> Extracted information
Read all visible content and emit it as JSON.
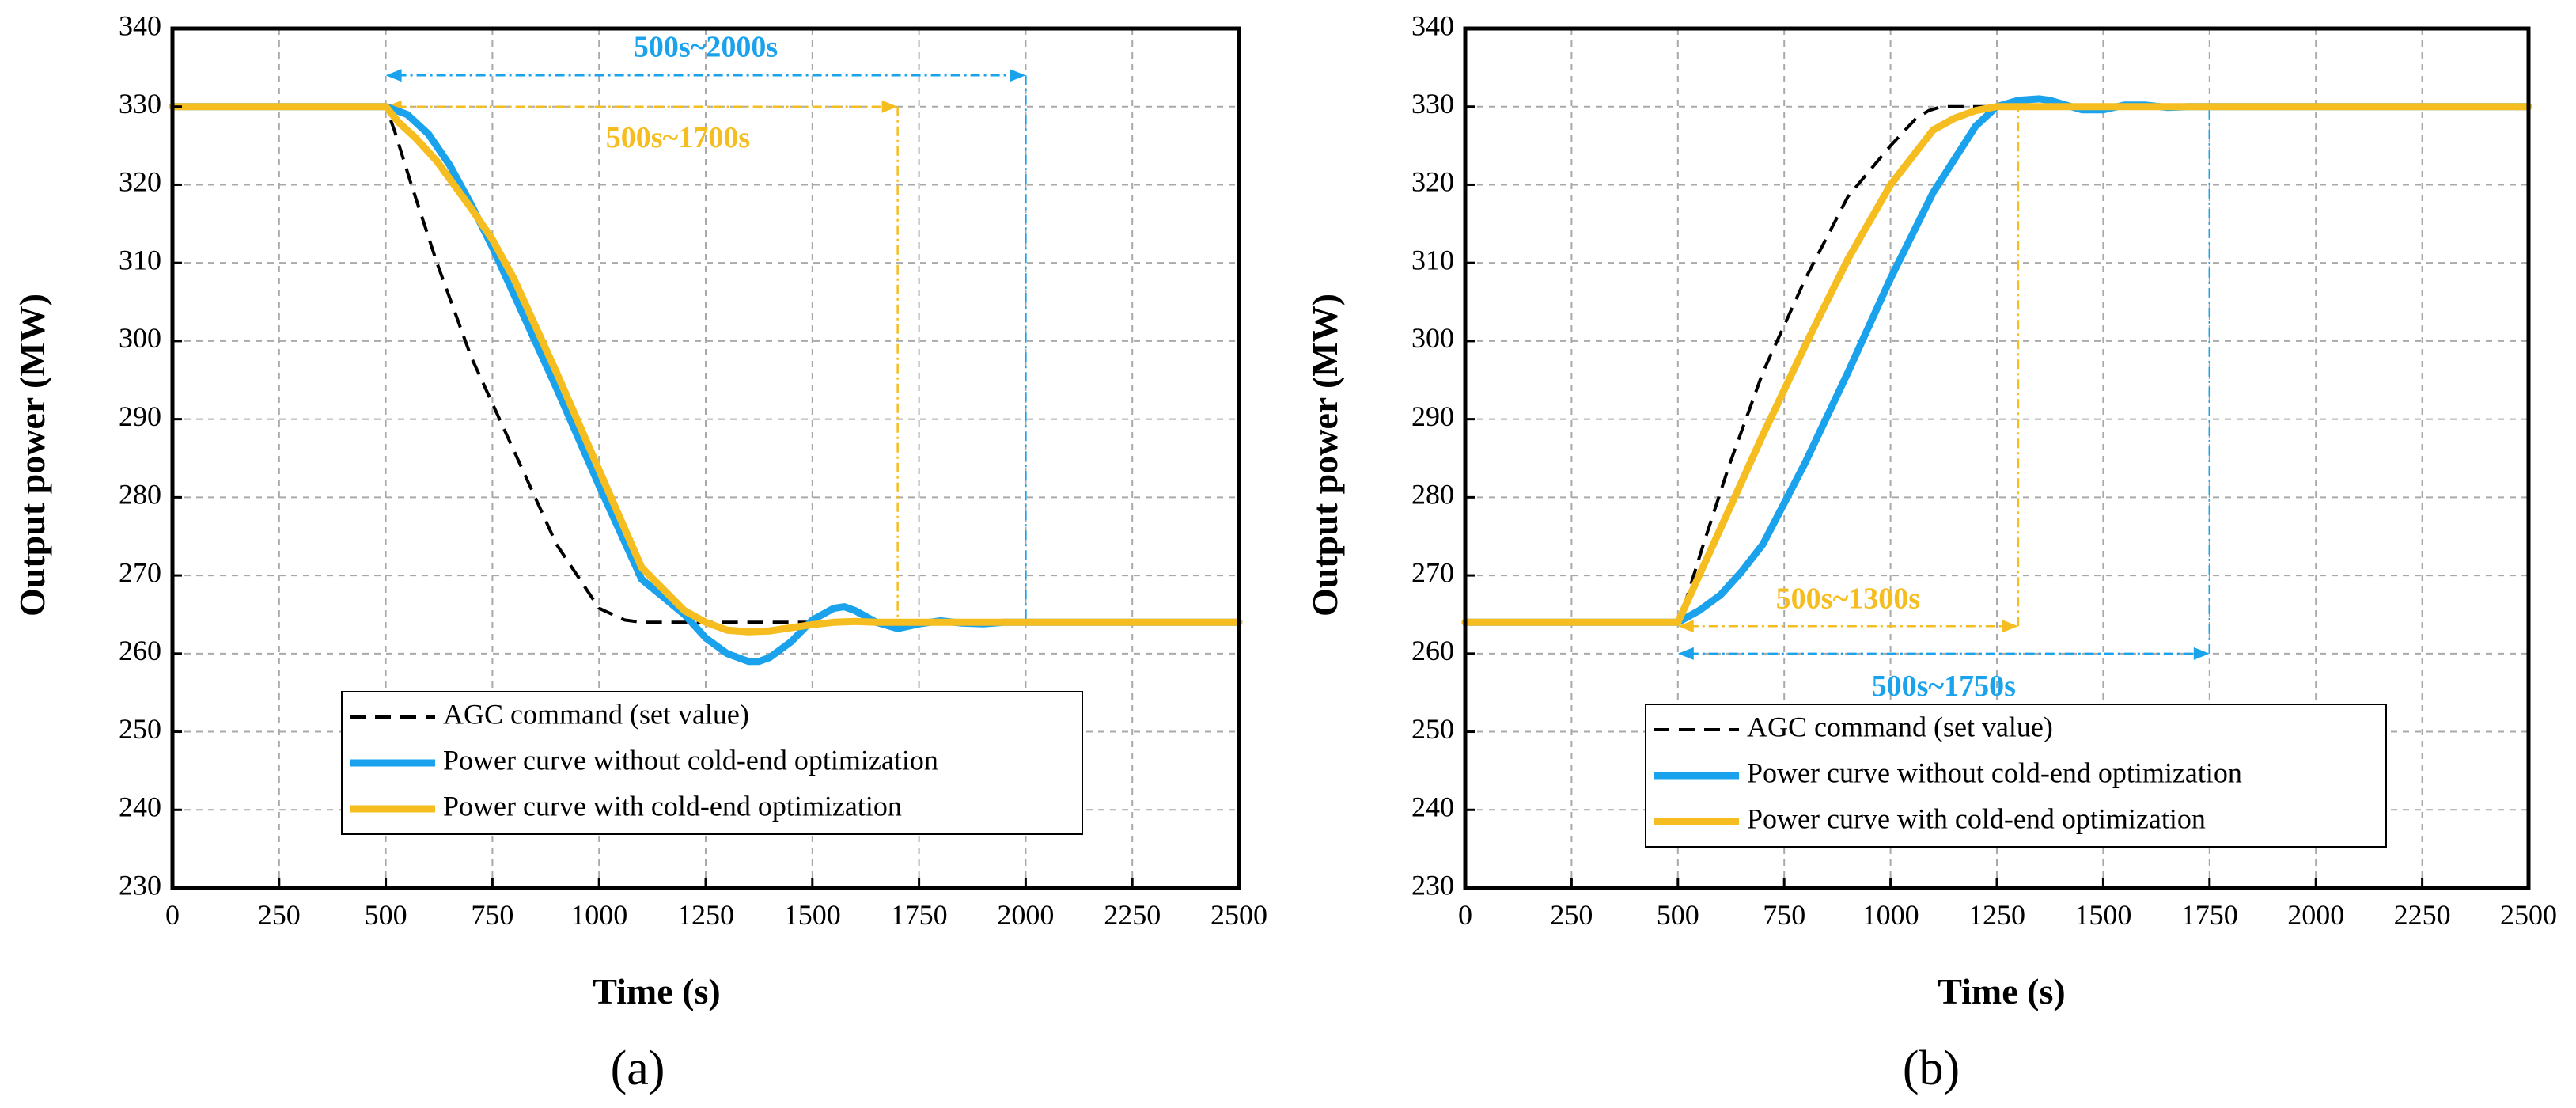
{
  "colors": {
    "agc": "#000000",
    "without": "#1aa3ec",
    "with": "#f5bd1f",
    "grid": "#a9a9a9"
  },
  "chart_data": [
    {
      "type": "line",
      "panel_label": "(a)",
      "xlabel": "Time (s)",
      "ylabel": "Output power (MW)",
      "xlim": [
        0,
        2500
      ],
      "ylim": [
        230,
        340
      ],
      "xticks": [
        0,
        250,
        500,
        750,
        1000,
        1250,
        1500,
        1750,
        2000,
        2250,
        2500
      ],
      "yticks": [
        230,
        240,
        250,
        260,
        270,
        280,
        290,
        300,
        310,
        320,
        330,
        340
      ],
      "grid": true,
      "legend": {
        "position": "bottom-center",
        "entries": [
          "AGC command (set value)",
          "Power curve without cold-end optimization",
          "Power curve with cold-end optimization"
        ]
      },
      "series": [
        {
          "name": "AGC command (set value)",
          "style": "dashed",
          "color": "#000000",
          "x": [
            0,
            500,
            520,
            560,
            620,
            700,
            800,
            900,
            1000,
            1060,
            1100,
            1130,
            2500
          ],
          "y": [
            330,
            330,
            327,
            320,
            310,
            298,
            286,
            274,
            265.8,
            264.3,
            264,
            264,
            264
          ]
        },
        {
          "name": "Power curve without cold-end optimization",
          "style": "solid",
          "color": "#1aa3ec",
          "x": [
            0,
            500,
            550,
            600,
            650,
            700,
            750,
            800,
            900,
            1000,
            1100,
            1200,
            1250,
            1300,
            1350,
            1375,
            1400,
            1450,
            1500,
            1550,
            1575,
            1600,
            1650,
            1700,
            1750,
            1800,
            1850,
            1900,
            1950,
            2500
          ],
          "y": [
            330,
            330,
            329,
            326.5,
            322.5,
            317.5,
            312,
            306,
            294,
            281.5,
            269.5,
            265,
            262,
            260,
            259,
            259,
            259.5,
            261.5,
            264.3,
            265.8,
            266,
            265.5,
            264,
            263.2,
            263.8,
            264.2,
            263.9,
            263.8,
            264,
            264
          ]
        },
        {
          "name": "Power curve with cold-end optimization",
          "style": "solid",
          "color": "#f5bd1f",
          "x": [
            0,
            500,
            530,
            570,
            620,
            700,
            750,
            800,
            900,
            1000,
            1100,
            1200,
            1250,
            1300,
            1350,
            1400,
            1450,
            1500,
            1550,
            1600,
            1650,
            1700,
            2500
          ],
          "y": [
            330,
            330,
            328,
            326,
            323,
            317,
            313,
            308,
            296,
            283.5,
            271,
            265.5,
            264,
            263,
            262.8,
            262.9,
            263.3,
            263.7,
            264,
            264.1,
            264,
            264,
            264
          ]
        }
      ],
      "annotations": [
        {
          "text": "500s~2000s",
          "color": "#1aa3ec",
          "from": 500,
          "to": 2000,
          "y": 334,
          "label_y": 337.3,
          "label_x": 1250,
          "vline_to": 264
        },
        {
          "text": "500s~1700s",
          "color": "#f5bd1f",
          "from": 500,
          "to": 1700,
          "y": 330,
          "label_y": 325.7,
          "label_x": 1185,
          "vline_to": 264
        }
      ]
    },
    {
      "type": "line",
      "panel_label": "(b)",
      "xlabel": "Time (s)",
      "ylabel": "Output power (MW)",
      "xlim": [
        0,
        2500
      ],
      "ylim": [
        230,
        340
      ],
      "xticks": [
        0,
        250,
        500,
        750,
        1000,
        1250,
        1500,
        1750,
        2000,
        2250,
        2500
      ],
      "yticks": [
        230,
        240,
        250,
        260,
        270,
        280,
        290,
        300,
        310,
        320,
        330,
        340
      ],
      "grid": true,
      "legend": {
        "position": "bottom-center",
        "entries": [
          "AGC command (set value)",
          "Power curve without cold-end optimization",
          "Power curve with cold-end optimization"
        ]
      },
      "series": [
        {
          "name": "AGC command (set value)",
          "style": "dashed",
          "color": "#000000",
          "x": [
            0,
            500,
            520,
            560,
            620,
            700,
            800,
            900,
            1000,
            1060,
            1090,
            1120,
            1150,
            2500
          ],
          "y": [
            264,
            264,
            267,
            274,
            284,
            296,
            308,
            318.5,
            325,
            328.5,
            329.5,
            330,
            330,
            330
          ]
        },
        {
          "name": "Power curve without cold-end optimization",
          "style": "solid",
          "color": "#1aa3ec",
          "x": [
            0,
            500,
            550,
            600,
            650,
            700,
            800,
            900,
            1000,
            1100,
            1200,
            1250,
            1300,
            1350,
            1375,
            1400,
            1450,
            1500,
            1550,
            1600,
            1650,
            1700,
            1750,
            2500
          ],
          "y": [
            264,
            264,
            265.5,
            267.5,
            270.5,
            274,
            284.5,
            296,
            308,
            319,
            327.5,
            330,
            330.8,
            331,
            330.8,
            330.4,
            329.6,
            329.6,
            330.2,
            330.2,
            329.9,
            330,
            330,
            330
          ]
        },
        {
          "name": "Power curve with cold-end optimization",
          "style": "solid",
          "color": "#f5bd1f",
          "x": [
            0,
            500,
            550,
            600,
            700,
            800,
            900,
            1000,
            1100,
            1150,
            1200,
            1250,
            1300,
            2500
          ],
          "y": [
            264,
            264,
            270,
            276,
            288,
            299.5,
            310.5,
            320,
            327,
            328.5,
            329.5,
            330,
            330,
            330
          ]
        }
      ],
      "annotations": [
        {
          "text": "500s~1300s",
          "color": "#f5bd1f",
          "from": 500,
          "to": 1300,
          "y": 263.5,
          "label_y": 266.7,
          "label_x": 900,
          "vline_to": 330
        },
        {
          "text": "500s~1750s",
          "color": "#1aa3ec",
          "from": 500,
          "to": 1750,
          "y": 260,
          "label_y": 255.5,
          "label_x": 1125,
          "vline_to": 330
        }
      ]
    }
  ]
}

> Exercise prompt
Reproduce the whole listing exactly, but not the images in it.

> Solution for this problem
Read all visible content and emit it as JSON.
{
  "colors": {
    "agc": "#000000",
    "without": "#1aa3ec",
    "with": "#f5bd1f",
    "grid": "#a9a9a9"
  },
  "chart_data": [
    {
      "type": "line",
      "panel_label": "(a)",
      "xlabel": "Time (s)",
      "ylabel": "Output power (MW)",
      "xlim": [
        0,
        2500
      ],
      "ylim": [
        230,
        340
      ],
      "xticks": [
        0,
        250,
        500,
        750,
        1000,
        1250,
        1500,
        1750,
        2000,
        2250,
        2500
      ],
      "yticks": [
        230,
        240,
        250,
        260,
        270,
        280,
        290,
        300,
        310,
        320,
        330,
        340
      ],
      "grid": true,
      "legend": {
        "position": "bottom-center",
        "entries": [
          "AGC command (set value)",
          "Power curve without cold-end optimization",
          "Power curve with cold-end optimization"
        ]
      },
      "series": [
        {
          "name": "AGC command (set value)",
          "style": "dashed",
          "color": "#000000",
          "x": [
            0,
            500,
            520,
            560,
            620,
            700,
            800,
            900,
            1000,
            1060,
            1100,
            1130,
            2500
          ],
          "y": [
            330,
            330,
            327,
            320,
            310,
            298,
            286,
            274,
            265.8,
            264.3,
            264,
            264,
            264
          ]
        },
        {
          "name": "Power curve without cold-end optimization",
          "style": "solid",
          "color": "#1aa3ec",
          "x": [
            0,
            500,
            550,
            600,
            650,
            700,
            750,
            800,
            900,
            1000,
            1100,
            1200,
            1250,
            1300,
            1350,
            1375,
            1400,
            1450,
            1500,
            1550,
            1575,
            1600,
            1650,
            1700,
            1750,
            1800,
            1850,
            1900,
            1950,
            2500
          ],
          "y": [
            330,
            330,
            329,
            326.5,
            322.5,
            317.5,
            312,
            306,
            294,
            281.5,
            269.5,
            265,
            262,
            260,
            259,
            259,
            259.5,
            261.5,
            264.3,
            265.8,
            266,
            265.5,
            264,
            263.2,
            263.8,
            264.2,
            263.9,
            263.8,
            264,
            264
          ]
        },
        {
          "name": "Power curve with cold-end optimization",
          "style": "solid",
          "color": "#f5bd1f",
          "x": [
            0,
            500,
            530,
            570,
            620,
            700,
            750,
            800,
            900,
            1000,
            1100,
            1200,
            1250,
            1300,
            1350,
            1400,
            1450,
            1500,
            1550,
            1600,
            1650,
            1700,
            2500
          ],
          "y": [
            330,
            330,
            328,
            326,
            323,
            317,
            313,
            308,
            296,
            283.5,
            271,
            265.5,
            264,
            263,
            262.8,
            262.9,
            263.3,
            263.7,
            264,
            264.1,
            264,
            264,
            264
          ]
        }
      ],
      "annotations": [
        {
          "text": "500s~2000s",
          "color": "#1aa3ec",
          "from": 500,
          "to": 2000,
          "y": 334,
          "label_y": 337.3,
          "label_x": 1250,
          "vline_to": 264
        },
        {
          "text": "500s~1700s",
          "color": "#f5bd1f",
          "from": 500,
          "to": 1700,
          "y": 330,
          "label_y": 325.7,
          "label_x": 1185,
          "vline_to": 264
        }
      ]
    },
    {
      "type": "line",
      "panel_label": "(b)",
      "xlabel": "Time (s)",
      "ylabel": "Output power (MW)",
      "xlim": [
        0,
        2500
      ],
      "ylim": [
        230,
        340
      ],
      "xticks": [
        0,
        250,
        500,
        750,
        1000,
        1250,
        1500,
        1750,
        2000,
        2250,
        2500
      ],
      "yticks": [
        230,
        240,
        250,
        260,
        270,
        280,
        290,
        300,
        310,
        320,
        330,
        340
      ],
      "grid": true,
      "legend": {
        "position": "bottom-center",
        "entries": [
          "AGC command (set value)",
          "Power curve without cold-end optimization",
          "Power curve with cold-end optimization"
        ]
      },
      "series": [
        {
          "name": "AGC command (set value)",
          "style": "dashed",
          "color": "#000000",
          "x": [
            0,
            500,
            520,
            560,
            620,
            700,
            800,
            900,
            1000,
            1060,
            1090,
            1120,
            1150,
            2500
          ],
          "y": [
            264,
            264,
            267,
            274,
            284,
            296,
            308,
            318.5,
            325,
            328.5,
            329.5,
            330,
            330,
            330
          ]
        },
        {
          "name": "Power curve without cold-end optimization",
          "style": "solid",
          "color": "#1aa3ec",
          "x": [
            0,
            500,
            550,
            600,
            650,
            700,
            800,
            900,
            1000,
            1100,
            1200,
            1250,
            1300,
            1350,
            1375,
            1400,
            1450,
            1500,
            1550,
            1600,
            1650,
            1700,
            1750,
            2500
          ],
          "y": [
            264,
            264,
            265.5,
            267.5,
            270.5,
            274,
            284.5,
            296,
            308,
            319,
            327.5,
            330,
            330.8,
            331,
            330.8,
            330.4,
            329.6,
            329.6,
            330.2,
            330.2,
            329.9,
            330,
            330,
            330
          ]
        },
        {
          "name": "Power curve with cold-end optimization",
          "style": "solid",
          "color": "#f5bd1f",
          "x": [
            0,
            500,
            550,
            600,
            700,
            800,
            900,
            1000,
            1100,
            1150,
            1200,
            1250,
            1300,
            2500
          ],
          "y": [
            264,
            264,
            270,
            276,
            288,
            299.5,
            310.5,
            320,
            327,
            328.5,
            329.5,
            330,
            330,
            330
          ]
        }
      ],
      "annotations": [
        {
          "text": "500s~1300s",
          "color": "#f5bd1f",
          "from": 500,
          "to": 1300,
          "y": 263.5,
          "label_y": 266.7,
          "label_x": 900,
          "vline_to": 330
        },
        {
          "text": "500s~1750s",
          "color": "#1aa3ec",
          "from": 500,
          "to": 1750,
          "y": 260,
          "label_y": 255.5,
          "label_x": 1125,
          "vline_to": 330
        }
      ]
    }
  ]
}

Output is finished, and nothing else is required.